Directions for this task:
Using the data below, copy each line that includes the word "price".

==============================

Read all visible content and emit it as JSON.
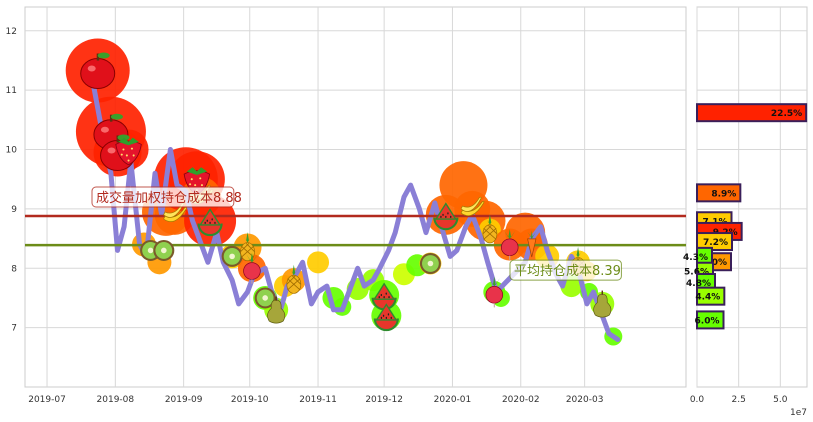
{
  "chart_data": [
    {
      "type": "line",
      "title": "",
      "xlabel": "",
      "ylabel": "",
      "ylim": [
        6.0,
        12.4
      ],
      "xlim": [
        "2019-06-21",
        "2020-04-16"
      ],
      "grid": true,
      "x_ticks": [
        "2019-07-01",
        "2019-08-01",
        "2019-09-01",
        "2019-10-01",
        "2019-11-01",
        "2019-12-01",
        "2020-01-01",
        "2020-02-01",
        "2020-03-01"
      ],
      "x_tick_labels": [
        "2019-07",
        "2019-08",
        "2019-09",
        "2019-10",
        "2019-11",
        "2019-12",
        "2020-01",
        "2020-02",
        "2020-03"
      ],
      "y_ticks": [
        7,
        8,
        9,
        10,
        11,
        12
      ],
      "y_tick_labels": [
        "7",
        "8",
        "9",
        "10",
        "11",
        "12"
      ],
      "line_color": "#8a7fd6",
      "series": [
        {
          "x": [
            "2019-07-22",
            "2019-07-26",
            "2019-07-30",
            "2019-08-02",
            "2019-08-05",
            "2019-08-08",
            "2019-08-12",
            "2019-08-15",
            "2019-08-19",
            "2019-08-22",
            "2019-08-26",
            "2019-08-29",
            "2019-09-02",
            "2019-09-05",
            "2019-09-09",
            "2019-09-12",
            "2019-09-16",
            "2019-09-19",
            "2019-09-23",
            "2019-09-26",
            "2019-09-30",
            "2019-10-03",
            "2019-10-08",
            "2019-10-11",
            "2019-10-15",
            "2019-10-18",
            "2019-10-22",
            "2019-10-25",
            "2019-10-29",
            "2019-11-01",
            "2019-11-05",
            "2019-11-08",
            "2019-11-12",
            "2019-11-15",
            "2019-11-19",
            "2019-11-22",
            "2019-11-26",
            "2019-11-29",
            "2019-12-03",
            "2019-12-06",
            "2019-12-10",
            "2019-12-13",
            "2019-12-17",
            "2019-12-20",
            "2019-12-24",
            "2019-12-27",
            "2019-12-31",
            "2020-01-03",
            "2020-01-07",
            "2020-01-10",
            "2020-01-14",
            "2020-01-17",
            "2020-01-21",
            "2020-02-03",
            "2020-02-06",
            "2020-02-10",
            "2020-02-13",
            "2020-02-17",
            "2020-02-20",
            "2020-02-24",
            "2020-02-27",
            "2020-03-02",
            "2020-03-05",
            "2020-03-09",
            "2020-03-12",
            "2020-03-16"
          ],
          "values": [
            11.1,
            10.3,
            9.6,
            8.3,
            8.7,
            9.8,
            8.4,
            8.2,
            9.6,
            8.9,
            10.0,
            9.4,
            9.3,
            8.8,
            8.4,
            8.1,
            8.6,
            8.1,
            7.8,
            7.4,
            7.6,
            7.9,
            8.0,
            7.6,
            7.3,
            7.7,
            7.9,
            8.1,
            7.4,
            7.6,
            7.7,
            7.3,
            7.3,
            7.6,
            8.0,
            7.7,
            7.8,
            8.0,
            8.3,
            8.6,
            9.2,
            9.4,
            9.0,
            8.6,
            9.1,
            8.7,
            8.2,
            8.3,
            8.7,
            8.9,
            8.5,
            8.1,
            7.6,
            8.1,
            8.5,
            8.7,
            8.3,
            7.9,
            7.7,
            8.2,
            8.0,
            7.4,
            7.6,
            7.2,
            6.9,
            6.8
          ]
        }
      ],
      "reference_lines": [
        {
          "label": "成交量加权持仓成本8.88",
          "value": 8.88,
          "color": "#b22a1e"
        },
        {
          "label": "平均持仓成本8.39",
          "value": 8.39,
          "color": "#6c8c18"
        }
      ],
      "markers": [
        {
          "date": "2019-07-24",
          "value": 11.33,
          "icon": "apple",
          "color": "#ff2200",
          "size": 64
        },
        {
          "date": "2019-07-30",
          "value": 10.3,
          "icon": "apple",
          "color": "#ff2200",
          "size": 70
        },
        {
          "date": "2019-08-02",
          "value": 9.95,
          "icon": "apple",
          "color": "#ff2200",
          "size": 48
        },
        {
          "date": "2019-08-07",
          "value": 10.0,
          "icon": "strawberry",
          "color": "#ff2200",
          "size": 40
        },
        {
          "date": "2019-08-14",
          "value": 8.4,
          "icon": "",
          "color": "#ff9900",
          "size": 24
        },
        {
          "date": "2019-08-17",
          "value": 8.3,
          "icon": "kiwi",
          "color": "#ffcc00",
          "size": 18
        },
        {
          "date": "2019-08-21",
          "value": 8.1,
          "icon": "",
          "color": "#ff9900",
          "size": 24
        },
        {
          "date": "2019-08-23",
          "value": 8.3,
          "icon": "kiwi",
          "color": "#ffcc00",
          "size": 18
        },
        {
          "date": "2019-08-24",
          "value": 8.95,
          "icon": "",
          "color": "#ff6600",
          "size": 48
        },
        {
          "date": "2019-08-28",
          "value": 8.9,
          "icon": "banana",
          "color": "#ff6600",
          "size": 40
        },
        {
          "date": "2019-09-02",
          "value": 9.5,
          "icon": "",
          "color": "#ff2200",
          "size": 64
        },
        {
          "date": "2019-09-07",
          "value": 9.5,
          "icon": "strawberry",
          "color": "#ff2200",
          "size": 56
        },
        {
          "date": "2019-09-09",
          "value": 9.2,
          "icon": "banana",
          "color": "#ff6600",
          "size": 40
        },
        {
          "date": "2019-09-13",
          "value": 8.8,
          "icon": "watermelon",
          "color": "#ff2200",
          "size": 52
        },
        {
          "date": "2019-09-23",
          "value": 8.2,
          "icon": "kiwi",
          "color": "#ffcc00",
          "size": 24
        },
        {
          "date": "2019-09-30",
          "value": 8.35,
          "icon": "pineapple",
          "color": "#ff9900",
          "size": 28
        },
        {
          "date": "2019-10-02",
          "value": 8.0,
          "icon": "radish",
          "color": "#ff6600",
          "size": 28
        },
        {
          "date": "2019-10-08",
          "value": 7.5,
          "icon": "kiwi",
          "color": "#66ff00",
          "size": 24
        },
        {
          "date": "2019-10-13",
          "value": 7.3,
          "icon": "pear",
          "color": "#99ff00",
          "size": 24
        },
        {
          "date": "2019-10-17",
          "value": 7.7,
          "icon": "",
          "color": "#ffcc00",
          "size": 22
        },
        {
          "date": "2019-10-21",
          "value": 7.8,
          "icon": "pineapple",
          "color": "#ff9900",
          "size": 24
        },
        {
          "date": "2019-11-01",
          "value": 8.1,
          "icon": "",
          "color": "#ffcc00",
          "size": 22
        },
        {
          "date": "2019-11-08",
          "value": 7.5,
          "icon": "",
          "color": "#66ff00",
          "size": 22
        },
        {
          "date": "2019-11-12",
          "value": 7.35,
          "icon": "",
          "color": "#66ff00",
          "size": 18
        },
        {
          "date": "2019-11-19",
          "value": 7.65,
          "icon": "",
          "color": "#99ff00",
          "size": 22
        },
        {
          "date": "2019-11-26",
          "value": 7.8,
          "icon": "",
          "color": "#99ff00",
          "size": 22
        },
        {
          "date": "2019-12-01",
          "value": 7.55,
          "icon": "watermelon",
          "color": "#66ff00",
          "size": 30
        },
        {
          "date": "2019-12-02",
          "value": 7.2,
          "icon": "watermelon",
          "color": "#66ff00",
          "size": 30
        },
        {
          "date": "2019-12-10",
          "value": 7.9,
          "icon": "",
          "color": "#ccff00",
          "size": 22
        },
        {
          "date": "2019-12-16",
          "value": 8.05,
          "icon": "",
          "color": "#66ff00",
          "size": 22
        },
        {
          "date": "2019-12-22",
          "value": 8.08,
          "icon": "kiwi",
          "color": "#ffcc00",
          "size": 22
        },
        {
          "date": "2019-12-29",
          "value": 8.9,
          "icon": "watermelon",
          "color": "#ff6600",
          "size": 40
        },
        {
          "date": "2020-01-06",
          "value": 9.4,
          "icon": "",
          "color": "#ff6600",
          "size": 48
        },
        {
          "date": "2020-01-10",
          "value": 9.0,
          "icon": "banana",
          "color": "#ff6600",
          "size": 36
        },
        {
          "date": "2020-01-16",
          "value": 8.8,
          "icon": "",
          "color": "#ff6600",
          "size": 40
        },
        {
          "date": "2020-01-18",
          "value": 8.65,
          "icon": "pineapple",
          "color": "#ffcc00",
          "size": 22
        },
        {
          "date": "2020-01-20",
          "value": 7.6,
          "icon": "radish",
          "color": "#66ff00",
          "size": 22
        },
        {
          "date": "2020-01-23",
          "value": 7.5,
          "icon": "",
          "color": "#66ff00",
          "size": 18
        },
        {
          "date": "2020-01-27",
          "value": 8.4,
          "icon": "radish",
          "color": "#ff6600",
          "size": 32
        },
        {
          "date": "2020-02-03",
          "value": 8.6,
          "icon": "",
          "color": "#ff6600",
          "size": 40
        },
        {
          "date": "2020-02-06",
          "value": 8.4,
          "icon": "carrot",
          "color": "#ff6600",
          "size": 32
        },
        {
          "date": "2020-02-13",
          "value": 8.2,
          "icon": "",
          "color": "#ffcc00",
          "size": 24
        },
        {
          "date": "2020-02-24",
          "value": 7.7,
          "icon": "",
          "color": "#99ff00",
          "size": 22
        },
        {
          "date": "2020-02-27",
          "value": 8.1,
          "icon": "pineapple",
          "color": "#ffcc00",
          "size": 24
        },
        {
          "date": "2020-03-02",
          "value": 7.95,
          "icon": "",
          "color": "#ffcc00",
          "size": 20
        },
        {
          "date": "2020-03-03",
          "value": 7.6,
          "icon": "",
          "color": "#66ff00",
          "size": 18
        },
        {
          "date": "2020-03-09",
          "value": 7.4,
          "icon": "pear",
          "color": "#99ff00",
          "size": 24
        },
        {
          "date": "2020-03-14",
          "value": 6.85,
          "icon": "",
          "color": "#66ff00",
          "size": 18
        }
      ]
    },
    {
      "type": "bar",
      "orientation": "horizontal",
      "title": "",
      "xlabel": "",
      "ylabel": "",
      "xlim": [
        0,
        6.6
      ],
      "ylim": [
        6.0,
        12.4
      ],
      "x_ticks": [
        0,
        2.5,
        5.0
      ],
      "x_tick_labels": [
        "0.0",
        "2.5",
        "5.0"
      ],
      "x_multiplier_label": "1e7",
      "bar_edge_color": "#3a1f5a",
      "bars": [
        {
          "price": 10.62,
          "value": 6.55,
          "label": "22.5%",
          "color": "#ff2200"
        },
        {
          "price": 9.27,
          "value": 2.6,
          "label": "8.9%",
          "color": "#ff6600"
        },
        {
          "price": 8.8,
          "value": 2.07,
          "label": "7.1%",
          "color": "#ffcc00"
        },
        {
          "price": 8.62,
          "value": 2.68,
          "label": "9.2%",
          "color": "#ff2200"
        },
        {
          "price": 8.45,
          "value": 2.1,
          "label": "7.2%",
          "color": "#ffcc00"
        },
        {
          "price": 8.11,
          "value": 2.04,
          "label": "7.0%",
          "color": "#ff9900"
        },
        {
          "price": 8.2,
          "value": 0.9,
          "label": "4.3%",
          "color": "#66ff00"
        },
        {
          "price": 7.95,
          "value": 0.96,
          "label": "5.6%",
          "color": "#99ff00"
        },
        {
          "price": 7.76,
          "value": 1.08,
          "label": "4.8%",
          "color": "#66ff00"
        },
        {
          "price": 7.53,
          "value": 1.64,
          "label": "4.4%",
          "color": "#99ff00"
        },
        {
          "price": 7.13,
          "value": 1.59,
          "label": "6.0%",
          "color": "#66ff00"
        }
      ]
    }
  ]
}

==============================

Solution to the problem:
          "price": 10.62,
          "price": 9.27,
          "price": 8.8,
          "price": 8.62,
          "price": 8.45,
          "price": 8.11,
          "price": 8.2,
          "price": 7.95,
          "price": 7.76,
          "price": 7.53,
          "price": 7.13,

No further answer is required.